> _WRITTEN REQUEST_
From the entries below, copy out every line with "stress" in it.

> _SOURCE RECORDS_
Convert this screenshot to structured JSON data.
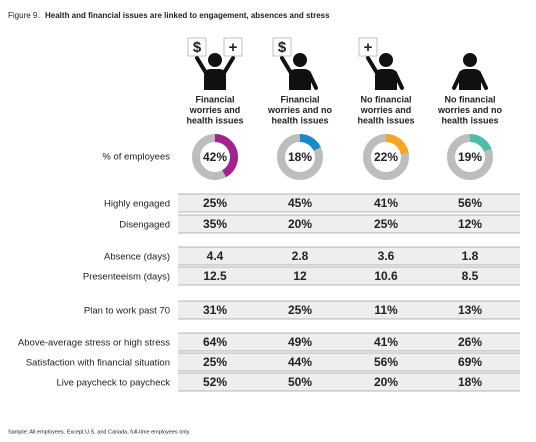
{
  "header": {
    "figure": "Figure 9.",
    "title": "Health and financial issues are linked to engagement, absences and stress"
  },
  "columns": [
    {
      "label": [
        "Financial",
        "worries and",
        "health issues"
      ],
      "color": "#a3238e",
      "icons": [
        "$",
        "+"
      ],
      "share": {
        "value": 42,
        "label": "42%"
      }
    },
    {
      "label": [
        "Financial",
        "worries and no",
        "health issues"
      ],
      "color": "#1a8ac6",
      "icons": [
        "$"
      ],
      "share": {
        "value": 18,
        "label": "18%"
      }
    },
    {
      "label": [
        "No financial",
        "worries and",
        "health issues"
      ],
      "color": "#f5a623",
      "icons": [
        "+"
      ],
      "share": {
        "value": 22,
        "label": "22%"
      }
    },
    {
      "label": [
        "No financial",
        "worries and no",
        "health issues"
      ],
      "color": "#4dbfa8",
      "icons": [],
      "share": {
        "value": 19,
        "label": "19%"
      }
    }
  ],
  "share_label": "% of employees",
  "table": {
    "rows": [
      {
        "label": "Highly engaged",
        "cells": [
          "25%",
          "45%",
          "41%",
          "56%"
        ]
      },
      {
        "label": "Disengaged",
        "cells": [
          "35%",
          "20%",
          "25%",
          "12%"
        ]
      },
      {
        "label": "Absence (days)",
        "cells": [
          "4.4",
          "2.8",
          "3.6",
          "1.8"
        ]
      },
      {
        "label": "Presenteeism (days)",
        "cells": [
          "12.5",
          "12",
          "10.6",
          "8.5"
        ]
      },
      {
        "label": "Plan to work past 70",
        "cells": [
          "31%",
          "25%",
          "11%",
          "13%"
        ]
      },
      {
        "label": "Above-average stress or high stress",
        "cells": [
          "64%",
          "49%",
          "41%",
          "26%"
        ]
      },
      {
        "label": "Satisfaction with financial situation",
        "cells": [
          "25%",
          "44%",
          "56%",
          "69%"
        ]
      },
      {
        "label": "Live paycheck to paycheck",
        "cells": [
          "52%",
          "50%",
          "20%",
          "18%"
        ]
      }
    ]
  },
  "footnote": "Sample: All employees. Except U.S. and Canada, full-time employees only."
}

> _EXPECTED OUTPUT_
    "title": "Health and financial issues are linked to engagement, absences and stress"
        "label": "Above-average stress or high stress",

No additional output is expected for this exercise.